## Given problem
Give only the number of lines where "screenshot" occurs.

***

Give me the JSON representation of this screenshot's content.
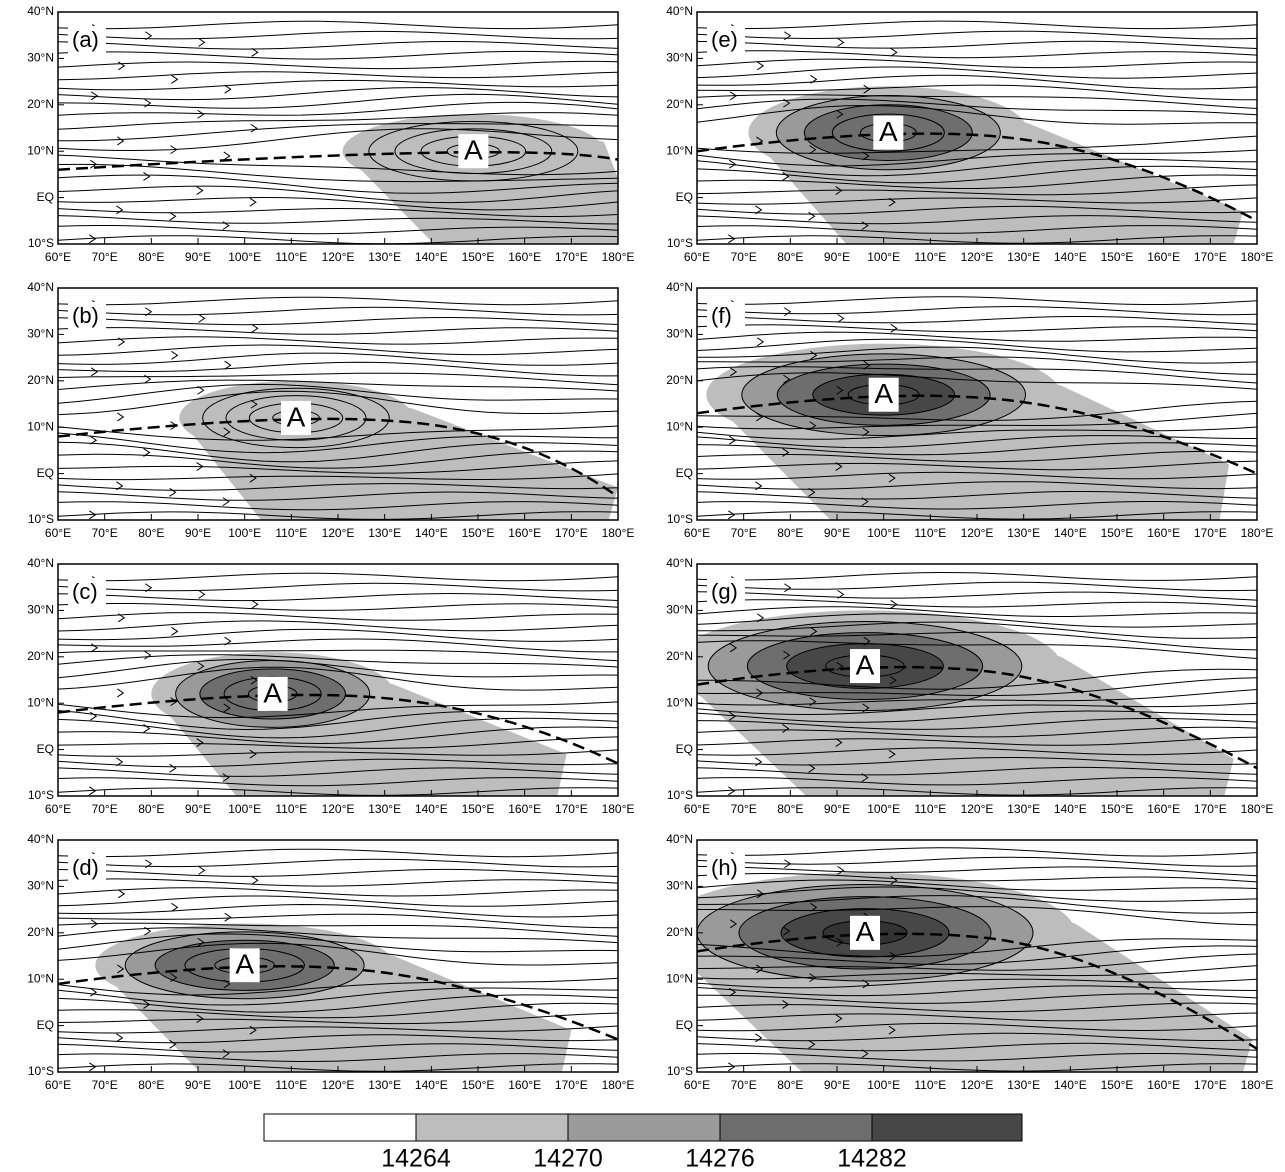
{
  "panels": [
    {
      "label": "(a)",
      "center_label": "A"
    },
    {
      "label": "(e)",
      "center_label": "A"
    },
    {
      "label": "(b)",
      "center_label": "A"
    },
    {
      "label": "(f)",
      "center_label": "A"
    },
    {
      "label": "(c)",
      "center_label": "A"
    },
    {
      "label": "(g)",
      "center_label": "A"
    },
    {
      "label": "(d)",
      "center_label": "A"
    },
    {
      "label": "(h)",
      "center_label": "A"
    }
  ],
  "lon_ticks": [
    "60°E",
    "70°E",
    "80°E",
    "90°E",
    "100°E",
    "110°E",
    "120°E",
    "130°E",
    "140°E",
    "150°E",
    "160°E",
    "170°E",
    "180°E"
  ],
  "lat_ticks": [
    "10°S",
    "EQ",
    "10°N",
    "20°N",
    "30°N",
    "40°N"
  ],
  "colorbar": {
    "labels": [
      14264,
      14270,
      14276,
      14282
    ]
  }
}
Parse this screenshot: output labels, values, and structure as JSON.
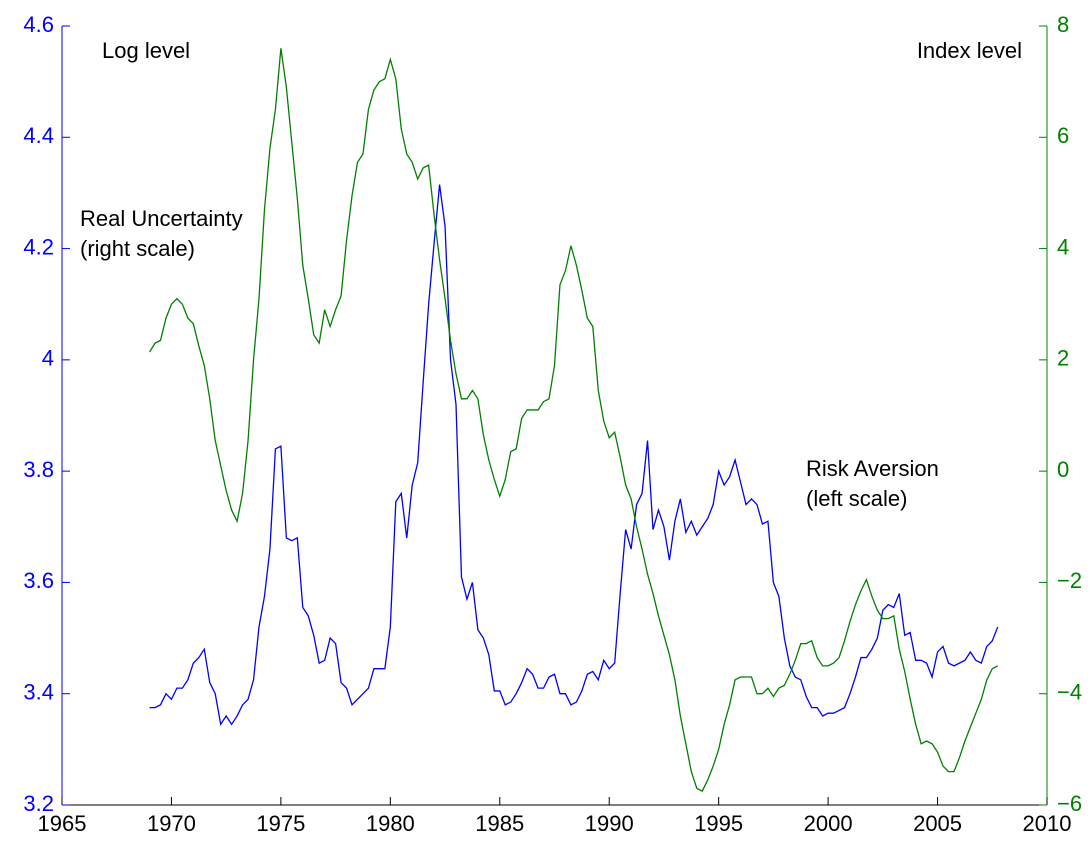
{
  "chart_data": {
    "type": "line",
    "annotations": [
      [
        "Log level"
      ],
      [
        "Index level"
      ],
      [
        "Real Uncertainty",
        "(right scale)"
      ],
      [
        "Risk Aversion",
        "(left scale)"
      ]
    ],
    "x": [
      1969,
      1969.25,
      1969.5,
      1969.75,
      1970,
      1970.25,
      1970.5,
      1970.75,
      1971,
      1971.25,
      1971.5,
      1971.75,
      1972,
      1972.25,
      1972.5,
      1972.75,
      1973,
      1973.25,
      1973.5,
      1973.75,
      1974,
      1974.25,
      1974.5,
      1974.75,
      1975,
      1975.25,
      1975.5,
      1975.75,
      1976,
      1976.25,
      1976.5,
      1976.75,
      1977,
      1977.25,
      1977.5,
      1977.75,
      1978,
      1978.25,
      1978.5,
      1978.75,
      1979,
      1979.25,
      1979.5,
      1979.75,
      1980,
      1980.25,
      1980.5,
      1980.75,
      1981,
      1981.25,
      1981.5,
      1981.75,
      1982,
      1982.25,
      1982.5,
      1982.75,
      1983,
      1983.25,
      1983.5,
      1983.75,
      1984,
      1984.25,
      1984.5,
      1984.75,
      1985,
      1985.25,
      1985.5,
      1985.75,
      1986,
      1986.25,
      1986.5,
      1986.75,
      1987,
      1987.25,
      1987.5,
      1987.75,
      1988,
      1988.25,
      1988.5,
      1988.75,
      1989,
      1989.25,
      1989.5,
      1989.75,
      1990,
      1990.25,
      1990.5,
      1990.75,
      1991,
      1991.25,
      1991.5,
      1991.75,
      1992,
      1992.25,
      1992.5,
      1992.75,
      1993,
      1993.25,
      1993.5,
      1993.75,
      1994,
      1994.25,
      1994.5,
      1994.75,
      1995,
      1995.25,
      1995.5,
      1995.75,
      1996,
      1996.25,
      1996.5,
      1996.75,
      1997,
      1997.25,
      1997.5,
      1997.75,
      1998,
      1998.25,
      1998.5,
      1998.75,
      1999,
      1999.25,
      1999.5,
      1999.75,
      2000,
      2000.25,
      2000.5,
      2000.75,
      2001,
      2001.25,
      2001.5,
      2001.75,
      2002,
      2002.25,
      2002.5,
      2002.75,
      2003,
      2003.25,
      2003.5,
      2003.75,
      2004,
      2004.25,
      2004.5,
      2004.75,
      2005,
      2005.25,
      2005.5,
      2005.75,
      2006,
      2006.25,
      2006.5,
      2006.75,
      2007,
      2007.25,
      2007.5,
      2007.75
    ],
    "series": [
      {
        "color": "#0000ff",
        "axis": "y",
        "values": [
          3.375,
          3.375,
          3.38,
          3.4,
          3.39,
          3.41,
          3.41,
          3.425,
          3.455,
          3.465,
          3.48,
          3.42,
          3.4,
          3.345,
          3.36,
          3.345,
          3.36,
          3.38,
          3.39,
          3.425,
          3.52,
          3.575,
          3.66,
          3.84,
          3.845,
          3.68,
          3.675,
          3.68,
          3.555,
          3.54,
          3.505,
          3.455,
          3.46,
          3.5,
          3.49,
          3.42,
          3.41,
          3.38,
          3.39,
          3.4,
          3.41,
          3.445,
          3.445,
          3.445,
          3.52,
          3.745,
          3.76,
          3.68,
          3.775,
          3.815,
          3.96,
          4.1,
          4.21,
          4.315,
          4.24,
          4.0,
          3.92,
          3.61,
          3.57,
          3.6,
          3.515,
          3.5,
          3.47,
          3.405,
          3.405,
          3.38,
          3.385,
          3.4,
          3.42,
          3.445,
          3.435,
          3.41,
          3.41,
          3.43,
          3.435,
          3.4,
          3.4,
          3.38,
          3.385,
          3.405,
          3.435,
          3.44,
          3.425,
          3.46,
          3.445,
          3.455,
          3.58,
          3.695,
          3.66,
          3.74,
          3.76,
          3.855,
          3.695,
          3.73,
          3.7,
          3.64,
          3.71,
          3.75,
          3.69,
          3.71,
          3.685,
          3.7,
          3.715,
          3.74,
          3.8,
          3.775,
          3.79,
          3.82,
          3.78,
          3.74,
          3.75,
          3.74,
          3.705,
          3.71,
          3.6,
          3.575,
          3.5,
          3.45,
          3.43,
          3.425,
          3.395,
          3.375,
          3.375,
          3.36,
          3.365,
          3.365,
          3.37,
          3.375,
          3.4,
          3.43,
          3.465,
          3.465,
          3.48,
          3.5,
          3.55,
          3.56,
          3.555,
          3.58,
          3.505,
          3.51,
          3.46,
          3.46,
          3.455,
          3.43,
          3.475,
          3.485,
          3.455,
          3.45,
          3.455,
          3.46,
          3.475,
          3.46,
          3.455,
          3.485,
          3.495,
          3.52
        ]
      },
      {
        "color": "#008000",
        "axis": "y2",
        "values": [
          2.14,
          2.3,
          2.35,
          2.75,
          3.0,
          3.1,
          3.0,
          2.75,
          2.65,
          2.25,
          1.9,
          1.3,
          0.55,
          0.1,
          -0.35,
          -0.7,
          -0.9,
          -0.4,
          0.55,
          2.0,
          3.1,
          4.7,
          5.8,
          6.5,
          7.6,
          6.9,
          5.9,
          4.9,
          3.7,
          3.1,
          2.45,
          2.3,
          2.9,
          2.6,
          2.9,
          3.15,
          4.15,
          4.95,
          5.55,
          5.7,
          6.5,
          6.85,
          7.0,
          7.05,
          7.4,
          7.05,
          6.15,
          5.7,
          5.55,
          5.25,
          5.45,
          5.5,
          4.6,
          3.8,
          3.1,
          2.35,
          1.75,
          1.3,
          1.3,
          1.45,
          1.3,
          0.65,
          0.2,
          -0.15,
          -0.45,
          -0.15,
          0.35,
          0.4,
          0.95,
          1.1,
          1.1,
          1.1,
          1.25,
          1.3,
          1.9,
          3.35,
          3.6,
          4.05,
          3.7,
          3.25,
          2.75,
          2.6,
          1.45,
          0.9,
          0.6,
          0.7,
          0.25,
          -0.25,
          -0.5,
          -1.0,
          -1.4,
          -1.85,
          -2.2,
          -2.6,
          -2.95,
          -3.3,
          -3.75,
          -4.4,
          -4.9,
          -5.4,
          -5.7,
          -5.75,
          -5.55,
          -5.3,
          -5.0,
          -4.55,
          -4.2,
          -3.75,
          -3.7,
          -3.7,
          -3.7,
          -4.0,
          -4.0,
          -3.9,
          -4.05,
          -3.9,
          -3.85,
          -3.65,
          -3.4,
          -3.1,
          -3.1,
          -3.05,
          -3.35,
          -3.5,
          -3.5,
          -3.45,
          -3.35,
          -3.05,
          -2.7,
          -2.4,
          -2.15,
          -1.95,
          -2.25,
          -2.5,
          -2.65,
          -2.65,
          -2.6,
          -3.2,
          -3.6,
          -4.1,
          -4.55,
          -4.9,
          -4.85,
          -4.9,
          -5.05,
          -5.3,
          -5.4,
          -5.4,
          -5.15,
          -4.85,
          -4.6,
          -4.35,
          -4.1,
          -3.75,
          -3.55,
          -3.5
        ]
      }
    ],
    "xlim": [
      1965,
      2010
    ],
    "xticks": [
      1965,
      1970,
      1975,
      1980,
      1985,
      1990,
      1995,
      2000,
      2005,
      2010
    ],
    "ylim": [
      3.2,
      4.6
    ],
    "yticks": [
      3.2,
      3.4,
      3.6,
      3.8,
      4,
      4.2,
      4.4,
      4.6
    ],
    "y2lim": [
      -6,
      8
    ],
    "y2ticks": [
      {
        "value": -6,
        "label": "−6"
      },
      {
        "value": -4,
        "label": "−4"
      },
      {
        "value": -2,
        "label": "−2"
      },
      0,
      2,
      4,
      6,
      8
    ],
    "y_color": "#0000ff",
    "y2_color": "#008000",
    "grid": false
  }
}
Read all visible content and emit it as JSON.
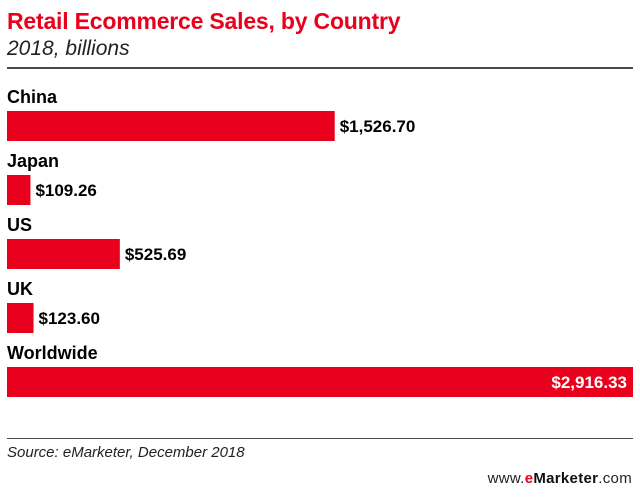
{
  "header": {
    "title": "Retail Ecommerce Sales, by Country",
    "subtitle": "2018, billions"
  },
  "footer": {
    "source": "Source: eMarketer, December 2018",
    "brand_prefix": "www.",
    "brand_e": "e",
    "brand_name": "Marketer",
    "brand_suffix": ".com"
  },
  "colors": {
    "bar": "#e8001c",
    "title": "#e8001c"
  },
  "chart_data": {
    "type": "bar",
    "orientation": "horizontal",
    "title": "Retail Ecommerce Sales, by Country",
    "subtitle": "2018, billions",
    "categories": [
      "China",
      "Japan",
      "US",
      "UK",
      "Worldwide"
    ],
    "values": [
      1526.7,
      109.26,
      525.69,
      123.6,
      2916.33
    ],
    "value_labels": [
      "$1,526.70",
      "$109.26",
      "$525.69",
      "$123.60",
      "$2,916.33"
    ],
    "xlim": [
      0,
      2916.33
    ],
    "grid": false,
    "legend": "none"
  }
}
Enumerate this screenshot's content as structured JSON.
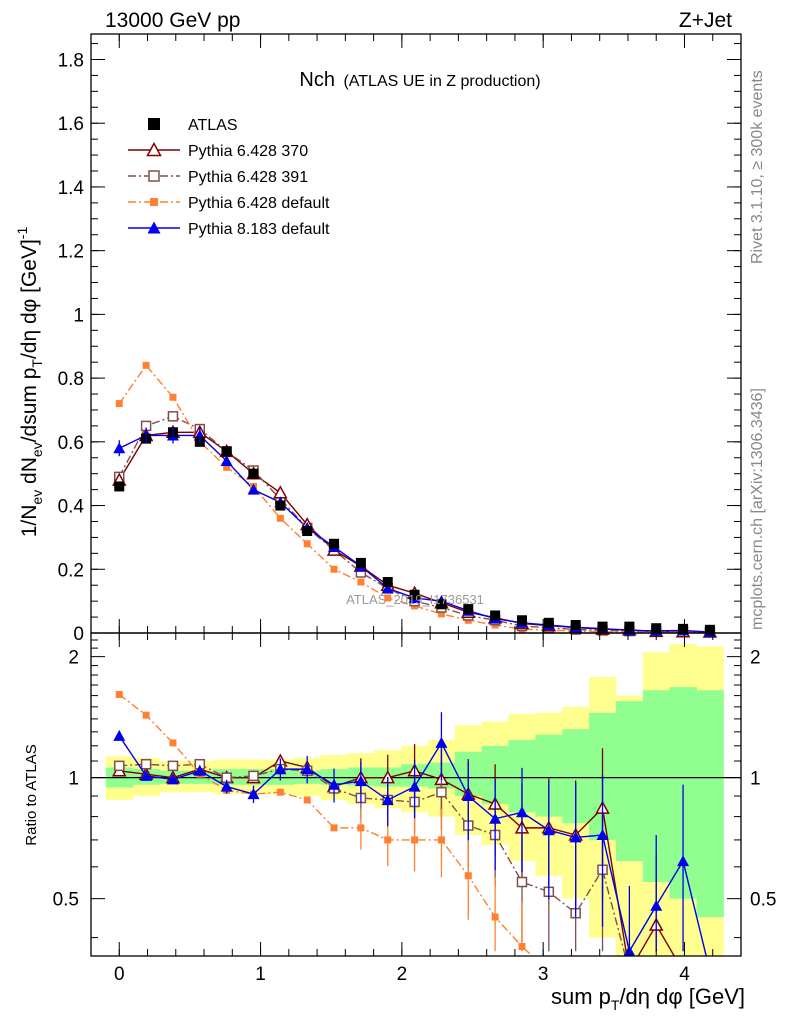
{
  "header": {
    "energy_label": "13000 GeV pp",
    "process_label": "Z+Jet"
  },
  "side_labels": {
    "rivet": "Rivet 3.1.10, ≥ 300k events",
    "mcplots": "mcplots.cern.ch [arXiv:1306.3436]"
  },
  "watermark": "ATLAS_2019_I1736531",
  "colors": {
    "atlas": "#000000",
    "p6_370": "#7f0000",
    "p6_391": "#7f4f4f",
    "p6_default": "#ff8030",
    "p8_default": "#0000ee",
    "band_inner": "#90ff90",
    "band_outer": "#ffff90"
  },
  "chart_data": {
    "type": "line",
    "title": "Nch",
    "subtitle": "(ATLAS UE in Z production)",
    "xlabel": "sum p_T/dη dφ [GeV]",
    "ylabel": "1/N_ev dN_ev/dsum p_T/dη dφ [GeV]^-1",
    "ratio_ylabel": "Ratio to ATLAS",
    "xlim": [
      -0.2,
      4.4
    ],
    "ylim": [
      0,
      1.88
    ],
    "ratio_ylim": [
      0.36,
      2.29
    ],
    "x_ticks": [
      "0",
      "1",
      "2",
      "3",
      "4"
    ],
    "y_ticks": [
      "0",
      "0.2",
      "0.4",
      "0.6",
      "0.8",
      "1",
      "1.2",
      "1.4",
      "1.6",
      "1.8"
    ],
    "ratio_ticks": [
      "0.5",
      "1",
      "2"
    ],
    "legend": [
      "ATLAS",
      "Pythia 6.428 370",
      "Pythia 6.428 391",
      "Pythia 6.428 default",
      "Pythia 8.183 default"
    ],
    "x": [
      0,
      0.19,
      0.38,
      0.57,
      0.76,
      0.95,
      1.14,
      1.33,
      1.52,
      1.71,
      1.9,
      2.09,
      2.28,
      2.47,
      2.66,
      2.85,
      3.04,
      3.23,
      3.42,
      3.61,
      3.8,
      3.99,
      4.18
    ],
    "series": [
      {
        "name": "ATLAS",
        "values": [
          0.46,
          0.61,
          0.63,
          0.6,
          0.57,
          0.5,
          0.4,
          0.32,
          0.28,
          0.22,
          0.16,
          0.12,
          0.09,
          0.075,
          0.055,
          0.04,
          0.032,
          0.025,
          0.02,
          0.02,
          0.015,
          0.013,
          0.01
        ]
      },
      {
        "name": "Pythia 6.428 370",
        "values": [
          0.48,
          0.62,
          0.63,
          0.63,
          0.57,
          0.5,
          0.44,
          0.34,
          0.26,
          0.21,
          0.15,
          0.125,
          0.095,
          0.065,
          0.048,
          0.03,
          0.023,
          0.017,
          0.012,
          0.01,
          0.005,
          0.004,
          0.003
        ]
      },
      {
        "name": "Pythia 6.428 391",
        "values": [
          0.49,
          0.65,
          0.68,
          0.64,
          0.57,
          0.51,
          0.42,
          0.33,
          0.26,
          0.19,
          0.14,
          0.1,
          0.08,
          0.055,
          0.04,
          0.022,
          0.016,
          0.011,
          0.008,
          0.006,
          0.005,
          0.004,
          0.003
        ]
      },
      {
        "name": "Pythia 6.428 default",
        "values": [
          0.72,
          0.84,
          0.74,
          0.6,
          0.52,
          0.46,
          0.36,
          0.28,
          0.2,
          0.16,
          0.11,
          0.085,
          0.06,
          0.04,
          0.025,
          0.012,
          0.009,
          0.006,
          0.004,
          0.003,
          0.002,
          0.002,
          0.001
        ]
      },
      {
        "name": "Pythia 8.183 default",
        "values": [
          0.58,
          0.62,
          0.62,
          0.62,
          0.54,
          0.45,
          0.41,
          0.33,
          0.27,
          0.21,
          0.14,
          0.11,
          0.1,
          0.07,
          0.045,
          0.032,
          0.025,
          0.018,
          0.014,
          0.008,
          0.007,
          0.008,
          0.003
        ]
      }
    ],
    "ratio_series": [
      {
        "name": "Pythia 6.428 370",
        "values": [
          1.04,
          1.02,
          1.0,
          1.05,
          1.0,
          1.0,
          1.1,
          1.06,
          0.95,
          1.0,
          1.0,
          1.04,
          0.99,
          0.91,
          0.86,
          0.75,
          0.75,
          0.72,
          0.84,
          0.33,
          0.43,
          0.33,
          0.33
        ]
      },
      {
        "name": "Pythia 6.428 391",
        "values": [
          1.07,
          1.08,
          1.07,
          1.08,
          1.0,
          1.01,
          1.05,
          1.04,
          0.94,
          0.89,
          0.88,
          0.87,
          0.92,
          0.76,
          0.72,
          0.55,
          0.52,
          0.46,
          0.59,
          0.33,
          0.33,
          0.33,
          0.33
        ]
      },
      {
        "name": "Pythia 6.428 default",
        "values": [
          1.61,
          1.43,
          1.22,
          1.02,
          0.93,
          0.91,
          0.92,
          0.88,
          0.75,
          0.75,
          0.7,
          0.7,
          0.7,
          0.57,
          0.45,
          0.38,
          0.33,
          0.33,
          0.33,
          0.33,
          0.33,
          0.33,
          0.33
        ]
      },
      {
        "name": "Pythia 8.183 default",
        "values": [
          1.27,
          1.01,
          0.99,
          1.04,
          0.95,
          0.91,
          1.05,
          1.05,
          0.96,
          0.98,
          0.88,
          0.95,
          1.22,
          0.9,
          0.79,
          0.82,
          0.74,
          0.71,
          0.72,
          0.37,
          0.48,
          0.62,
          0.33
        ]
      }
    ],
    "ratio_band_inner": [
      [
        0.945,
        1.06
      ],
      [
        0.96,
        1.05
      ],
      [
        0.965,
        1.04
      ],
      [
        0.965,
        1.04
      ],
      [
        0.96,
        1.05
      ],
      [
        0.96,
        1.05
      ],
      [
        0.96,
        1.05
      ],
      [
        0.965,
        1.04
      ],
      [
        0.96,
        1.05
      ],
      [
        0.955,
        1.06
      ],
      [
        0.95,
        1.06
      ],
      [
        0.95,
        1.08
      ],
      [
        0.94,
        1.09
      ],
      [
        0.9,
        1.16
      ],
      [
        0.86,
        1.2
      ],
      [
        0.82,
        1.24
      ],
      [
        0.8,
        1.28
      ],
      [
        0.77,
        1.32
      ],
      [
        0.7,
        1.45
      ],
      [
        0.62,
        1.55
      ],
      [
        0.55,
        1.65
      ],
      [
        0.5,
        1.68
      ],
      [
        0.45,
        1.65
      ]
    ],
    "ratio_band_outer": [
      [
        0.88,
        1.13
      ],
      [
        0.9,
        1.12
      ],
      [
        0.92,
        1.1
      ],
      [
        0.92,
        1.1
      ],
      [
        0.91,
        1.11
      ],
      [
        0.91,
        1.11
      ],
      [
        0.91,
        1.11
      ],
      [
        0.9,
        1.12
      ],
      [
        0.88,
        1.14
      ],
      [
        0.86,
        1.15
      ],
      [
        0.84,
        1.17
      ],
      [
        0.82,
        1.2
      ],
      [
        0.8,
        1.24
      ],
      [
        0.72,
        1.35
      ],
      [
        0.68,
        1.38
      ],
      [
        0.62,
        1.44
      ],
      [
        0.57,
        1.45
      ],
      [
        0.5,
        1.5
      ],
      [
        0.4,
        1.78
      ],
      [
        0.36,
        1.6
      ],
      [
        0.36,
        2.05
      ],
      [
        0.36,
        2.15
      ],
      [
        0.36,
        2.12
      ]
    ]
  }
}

***

## Solution for this problem
3